# Aim
Copy each line of the data below exactly, leaving out pictures.

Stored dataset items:
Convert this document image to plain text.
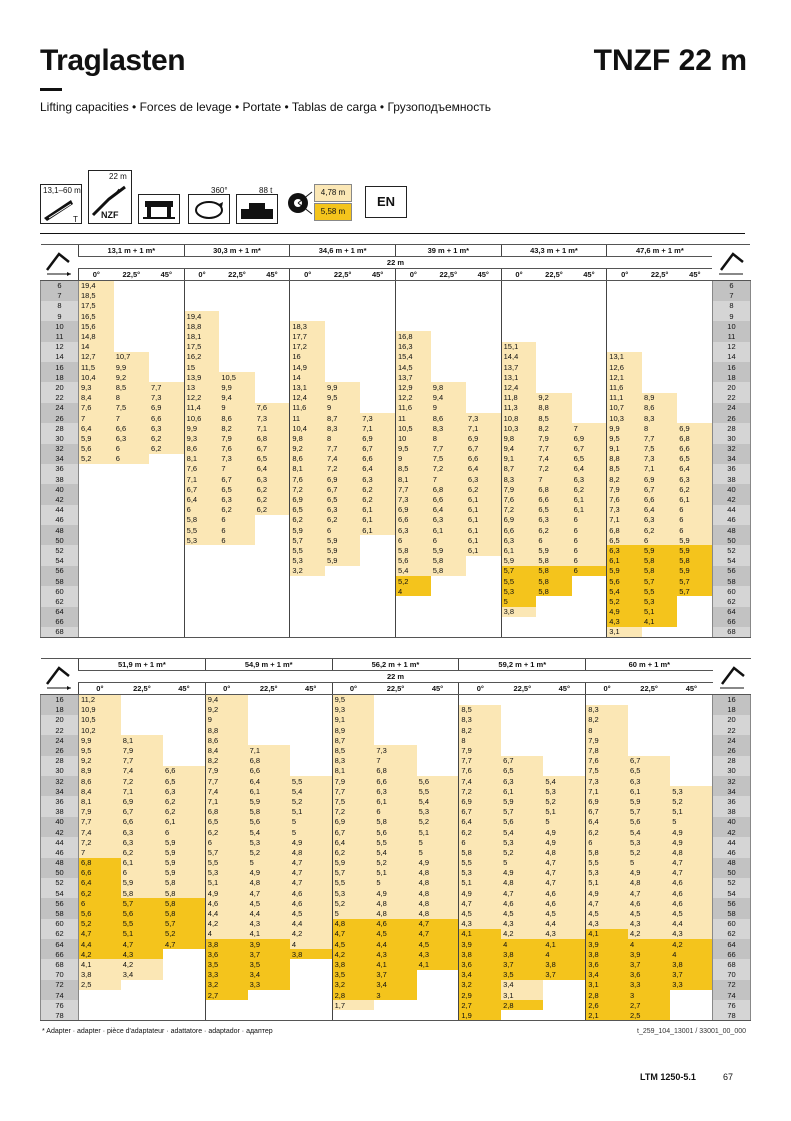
Traglasten	TNZF 22 m
Lifting capacities • Forces de levage • Portate • Tablas de carga • Грузоподъемность
13,1–60 m
T
22 m
NZF
360°	88 t	4,78 m
5,58 m
EN
	13,1 m + 1 m*			30,3 m + 1 m*			34,6 m + 1 m*			39 m + 1 m*			43,3 m + 1 m*			47,6 m + 1 m*	
	22 m																		
	0°	22,5°	45°	0°	22,5°	45°	0°	22,5°	45°	0°	22,5°	45°	0°	22,5°	45°	0°	22,5°	45°	
6	19,4																		6
7	18,5																		7
8	17,5																		8
9	16,5			19,4															9
10	15,6			18,8			18,3												10
11	14,8			18,1			17,7			16,8									11
12	14			17,5			17,2			16,3			15,1						12
14	12,7	10,7		16,2			16			15,4			14,4			13,1			14
16	11,5	9,9		15			14,9			14,5			13,7			12,6			16
18	10,4	9,2		13,9	10,5		14			13,7			13,1			12,1			18
20	9,3	8,5	7,7	13	9,9		13,1	9,9		12,9	9,8		12,4			11,6			20
22	8,4	8	7,3	12,2	9,4		12,4	9,5		12,2	9,4		11,8	9,2		11,1	8,9		22
24	7,6	7,5	6,9	11,4	9	7,6	11,6	9		11,6	9		11,3	8,8		10,7	8,6		24
26	7	7	6,6	10,6	8,6	7,3	11	8,7	7,3	11	8,6	7,3	10,8	8,5		10,3	8,3		26
28	6,4	6,6	6,3	9,9	8,2	7,1	10,4	8,3	7,1	10,5	8,3	7,1	10,3	8,2	7	9,9	8	6,9	28
30	5,9	6,3	6,2	9,3	7,9	6,8	9,8	8	6,9	10	8	6,9	9,8	7,9	6,9	9,5	7,7	6,8	30
32	5,6	6	6,2	8,6	7,6	6,7	9,2	7,7	6,7	9,5	7,7	6,7	9,4	7,7	6,7	9,1	7,5	6,6	32
34	5,2	6		8,1	7,3	6,5	8,6	7,4	6,6	9	7,5	6,6	9,1	7,4	6,5	8,8	7,3	6,5	34
36				7,6	7	6,4	8,1	7,2	6,4	8,5	7,2	6,4	8,7	7,2	6,4	8,5	7,1	6,4	36
38				7,1	6,7	6,3	7,6	6,9	6,3	8,1	7	6,3	8,3	7	6,3	8,2	6,9	6,3	38
40				6,7	6,5	6,2	7,2	6,7	6,2	7,7	6,8	6,2	7,9	6,8	6,2	7,9	6,7	6,2	40
42				6,4	6,3	6,2	6,9	6,5	6,2	7,3	6,6	6,1	7,6	6,6	6,1	7,6	6,6	6,1	42
44				6	6,2	6,2	6,5	6,3	6,1	6,9	6,4	6,1	7,2	6,5	6,1	7,3	6,4	6	44
46				5,8	6		6,2	6,2	6,1	6,6	6,3	6,1	6,9	6,3	6	7,1	6,3	6	46
48				5,5	6		5,9	6	6,1	6,3	6,1	6,1	6,6	6,2	6	6,8	6,2	6	48
50				5,3	6		5,7	5,9		6	6	6,1	6,3	6	6	6,5	6	5,9	50
52							5,5	5,9		5,8	5,9	6,1	6,1	5,9	6	6,3	5,9	5,9	52
54							5,3	5,9		5,6	5,8		5,9	5,8	6	6,1	5,8	5,8	54
56							3,2			5,4	5,8		5,7	5,8	6	5,9	5,8	5,9	56
58										5,2			5,5	5,8		5,6	5,7	5,7	58
60										4			5,3	5,8		5,4	5,5	5,7	60
62													5			5,2	5,3		62
64													3,8			4,9	5,1		64
66																4,3	4,1		66
68																3,1			68
	51,9 m + 1 m*			54,9 m + 1 m*			56,2 m + 1 m*			59,2 m + 1 m*			60 m + 1 m*	
	22 m															
	0°	22,5°	45°	0°	22,5°	45°	0°	22,5°	45°	0°	22,5°	45°	0°	22,5°	45°	
16	11,2			9,4			9,5									16
18	10,9			9,2			9,3			8,5			8,3			18
20	10,5			9			9,1			8,3			8,2			20
22	10,2			8,8			8,9			8,2			8			22
24	9,9	8,1		8,6			8,7			8			7,9			24
26	9,5	7,9		8,4	7,1		8,5	7,3		7,9			7,8			26
28	9,2	7,7		8,2	6,8		8,3	7		7,7	6,7		7,6	6,7		28
30	8,9	7,4	6,6	7,9	6,6		8,1	6,8		7,6	6,5		7,5	6,5		30
32	8,6	7,2	6,5	7,7	6,4	5,5	7,9	6,6	5,6	7,4	6,3	5,4	7,3	6,3		32
34	8,4	7,1	6,3	7,4	6,1	5,4	7,7	6,3	5,5	7,2	6,1	5,3	7,1	6,1	5,3	34
36	8,1	6,9	6,2	7,1	5,9	5,2	7,5	6,1	5,4	6,9	5,9	5,2	6,9	5,9	5,2	36
38	7,9	6,7	6,2	6,8	5,8	5,1	7,2	6	5,3	6,7	5,7	5,1	6,7	5,7	5,1	38
40	7,7	6,6	6,1	6,5	5,6	5	6,9	5,8	5,2	6,4	5,6	5	6,4	5,6	5	40
42	7,4	6,3	6	6,2	5,4	5	6,7	5,6	5,1	6,2	5,4	4,9	6,2	5,4	4,9	42
44	7,2	6,3	5,9	6	5,3	4,9	6,4	5,5	5	6	5,3	4,9	6	5,3	4,9	44
46	7	6,2	5,9	5,7	5,2	4,8	6,2	5,4	5	5,8	5,2	4,8	5,8	5,2	4,8	46
48	6,8	6,1	5,9	5,5	5	4,7	5,9	5,2	4,9	5,5	5	4,7	5,5	5	4,7	48
50	6,6	6	5,9	5,3	4,9	4,7	5,7	5,1	4,8	5,3	4,9	4,7	5,3	4,9	4,7	50
52	6,4	5,9	5,8	5,1	4,8	4,7	5,5	5	4,8	5,1	4,8	4,7	5,1	4,8	4,6	52
54	6,2	5,8	5,8	4,9	4,7	4,6	5,3	4,9	4,8	4,9	4,7	4,6	4,9	4,7	4,6	54
56	6	5,7	5,8	4,6	4,5	4,6	5,2	4,8	4,8	4,7	4,6	4,6	4,7	4,6	4,6	56
58	5,6	5,6	5,8	4,4	4,4	4,5	5	4,8	4,8	4,5	4,5	4,5	4,5	4,5	4,5	58
60	5,2	5,5	5,7	4,2	4,3	4,4	4,8	4,6	4,7	4,3	4,3	4,4	4,3	4,3	4,4	60
62	4,7	5,1	5,2	4	4,1	4,2	4,7	4,5	4,7	4,1	4,2	4,3	4,1	4,2	4,3	62
64	4,4	4,7	4,7	3,8	3,9	4	4,5	4,4	4,5	3,9	4	4,1	3,9	4	4,2	64
66	4,2	4,3		3,6	3,7	3,8	4,2	4,3	4,3	3,8	3,8	4	3,8	3,9	4	66
68	4,1	4,2		3,5	3,5		3,8	4,1	4,1	3,6	3,7	3,8	3,6	3,7	3,8	68
70	3,8	3,4		3,3	3,4		3,5	3,7		3,4	3,5	3,7	3,4	3,6	3,7	70
72	2,5			3,2	3,3		3,2	3,4		3,2	3,4		3,1	3,3	3,3	72
74				2,7			2,8	3		2,9	3,1		2,8	3		74
76							1,7			2,7	2,8		2,6	2,7		76
78										1,9			2,1	2,5		78
* Adapter · adapter · pièce d'adaptateur · adattatore · adaptador · адаптер	t_259_104_13001 / 33001_00_000
LTM 1250-5.1	67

# Solution below
Convert this document image to plain text.
Traglasten	TNZF 22 m
Lifting capacities • Forces de levage • Portate • Tablas de carga • Грузоподъемность
13,1–60 m
T
22 m
NZF
360°	88 t	4,78 m
5,58 m
EN
	13,1 m + 1 m*			30,3 m + 1 m*			34,6 m + 1 m*			39 m + 1 m*			43,3 m + 1 m*			47,6 m + 1 m*	
	22 m																		
	0°	22,5°	45°	0°	22,5°	45°	0°	22,5°	45°	0°	22,5°	45°	0°	22,5°	45°	0°	22,5°	45°	
6	19,4																		6
7	18,5																		7
8	17,5																		8
9	16,5			19,4															9
10	15,6			18,8			18,3												10
11	14,8			18,1			17,7			16,8									11
12	14			17,5			17,2			16,3			15,1						12
14	12,7	10,7		16,2			16			15,4			14,4			13,1			14
16	11,5	9,9		15			14,9			14,5			13,7			12,6			16
18	10,4	9,2		13,9	10,5		14			13,7			13,1			12,1			18
20	9,3	8,5	7,7	13	9,9		13,1	9,9		12,9	9,8		12,4			11,6			20
22	8,4	8	7,3	12,2	9,4		12,4	9,5		12,2	9,4		11,8	9,2		11,1	8,9		22
24	7,6	7,5	6,9	11,4	9	7,6	11,6	9		11,6	9		11,3	8,8		10,7	8,6		24
26	7	7	6,6	10,6	8,6	7,3	11	8,7	7,3	11	8,6	7,3	10,8	8,5		10,3	8,3		26
28	6,4	6,6	6,3	9,9	8,2	7,1	10,4	8,3	7,1	10,5	8,3	7,1	10,3	8,2	7	9,9	8	6,9	28
30	5,9	6,3	6,2	9,3	7,9	6,8	9,8	8	6,9	10	8	6,9	9,8	7,9	6,9	9,5	7,7	6,8	30
32	5,6	6	6,2	8,6	7,6	6,7	9,2	7,7	6,7	9,5	7,7	6,7	9,4	7,7	6,7	9,1	7,5	6,6	32
34	5,2	6		8,1	7,3	6,5	8,6	7,4	6,6	9	7,5	6,6	9,1	7,4	6,5	8,8	7,3	6,5	34
36				7,6	7	6,4	8,1	7,2	6,4	8,5	7,2	6,4	8,7	7,2	6,4	8,5	7,1	6,4	36
38				7,1	6,7	6,3	7,6	6,9	6,3	8,1	7	6,3	8,3	7	6,3	8,2	6,9	6,3	38
40				6,7	6,5	6,2	7,2	6,7	6,2	7,7	6,8	6,2	7,9	6,8	6,2	7,9	6,7	6,2	40
42				6,4	6,3	6,2	6,9	6,5	6,2	7,3	6,6	6,1	7,6	6,6	6,1	7,6	6,6	6,1	42
44				6	6,2	6,2	6,5	6,3	6,1	6,9	6,4	6,1	7,2	6,5	6,1	7,3	6,4	6	44
46				5,8	6		6,2	6,2	6,1	6,6	6,3	6,1	6,9	6,3	6	7,1	6,3	6	46
48				5,5	6		5,9	6	6,1	6,3	6,1	6,1	6,6	6,2	6	6,8	6,2	6	48
50				5,3	6		5,7	5,9		6	6	6,1	6,3	6	6	6,5	6	5,9	50
52							5,5	5,9		5,8	5,9	6,1	6,1	5,9	6	6,3	5,9	5,9	52
54							5,3	5,9		5,6	5,8		5,9	5,8	6	6,1	5,8	5,8	54
56							3,2			5,4	5,8		5,7	5,8	6	5,9	5,8	5,9	56
58										5,2			5,5	5,8		5,6	5,7	5,7	58
60										4			5,3	5,8		5,4	5,5	5,7	60
62													5			5,2	5,3		62
64													3,8			4,9	5,1		64
66																4,3	4,1		66
68																3,1			68
	51,9 m + 1 m*			54,9 m + 1 m*			56,2 m + 1 m*			59,2 m + 1 m*			60 m + 1 m*	
	22 m															
	0°	22,5°	45°	0°	22,5°	45°	0°	22,5°	45°	0°	22,5°	45°	0°	22,5°	45°	
16	11,2			9,4			9,5									16
18	10,9			9,2			9,3			8,5			8,3			18
20	10,5			9			9,1			8,3			8,2			20
22	10,2			8,8			8,9			8,2			8			22
24	9,9	8,1		8,6			8,7			8			7,9			24
26	9,5	7,9		8,4	7,1		8,5	7,3		7,9			7,8			26
28	9,2	7,7		8,2	6,8		8,3	7		7,7	6,7		7,6	6,7		28
30	8,9	7,4	6,6	7,9	6,6		8,1	6,8		7,6	6,5		7,5	6,5		30
32	8,6	7,2	6,5	7,7	6,4	5,5	7,9	6,6	5,6	7,4	6,3	5,4	7,3	6,3		32
34	8,4	7,1	6,3	7,4	6,1	5,4	7,7	6,3	5,5	7,2	6,1	5,3	7,1	6,1	5,3	34
36	8,1	6,9	6,2	7,1	5,9	5,2	7,5	6,1	5,4	6,9	5,9	5,2	6,9	5,9	5,2	36
38	7,9	6,7	6,2	6,8	5,8	5,1	7,2	6	5,3	6,7	5,7	5,1	6,7	5,7	5,1	38
40	7,7	6,6	6,1	6,5	5,6	5	6,9	5,8	5,2	6,4	5,6	5	6,4	5,6	5	40
42	7,4	6,3	6	6,2	5,4	5	6,7	5,6	5,1	6,2	5,4	4,9	6,2	5,4	4,9	42
44	7,2	6,3	5,9	6	5,3	4,9	6,4	5,5	5	6	5,3	4,9	6	5,3	4,9	44
46	7	6,2	5,9	5,7	5,2	4,8	6,2	5,4	5	5,8	5,2	4,8	5,8	5,2	4,8	46
48	6,8	6,1	5,9	5,5	5	4,7	5,9	5,2	4,9	5,5	5	4,7	5,5	5	4,7	48
50	6,6	6	5,9	5,3	4,9	4,7	5,7	5,1	4,8	5,3	4,9	4,7	5,3	4,9	4,7	50
52	6,4	5,9	5,8	5,1	4,8	4,7	5,5	5	4,8	5,1	4,8	4,7	5,1	4,8	4,6	52
54	6,2	5,8	5,8	4,9	4,7	4,6	5,3	4,9	4,8	4,9	4,7	4,6	4,9	4,7	4,6	54
56	6	5,7	5,8	4,6	4,5	4,6	5,2	4,8	4,8	4,7	4,6	4,6	4,7	4,6	4,6	56
58	5,6	5,6	5,8	4,4	4,4	4,5	5	4,8	4,8	4,5	4,5	4,5	4,5	4,5	4,5	58
60	5,2	5,5	5,7	4,2	4,3	4,4	4,8	4,6	4,7	4,3	4,3	4,4	4,3	4,3	4,4	60
62	4,7	5,1	5,2	4	4,1	4,2	4,7	4,5	4,7	4,1	4,2	4,3	4,1	4,2	4,3	62
64	4,4	4,7	4,7	3,8	3,9	4	4,5	4,4	4,5	3,9	4	4,1	3,9	4	4,2	64
66	4,2	4,3		3,6	3,7	3,8	4,2	4,3	4,3	3,8	3,8	4	3,8	3,9	4	66
68	4,1	4,2		3,5	3,5		3,8	4,1	4,1	3,6	3,7	3,8	3,6	3,7	3,8	68
70	3,8	3,4		3,3	3,4		3,5	3,7		3,4	3,5	3,7	3,4	3,6	3,7	70
72	2,5			3,2	3,3		3,2	3,4		3,2	3,4		3,1	3,3	3,3	72
74				2,7			2,8	3		2,9	3,1		2,8	3		74
76							1,7			2,7	2,8		2,6	2,7		76
78										1,9			2,1	2,5		78
* Adapter · adapter · pièce d'adaptateur · adattatore · adaptador · адаптер	t_259_104_13001 / 33001_00_000
LTM 1250-5.1	67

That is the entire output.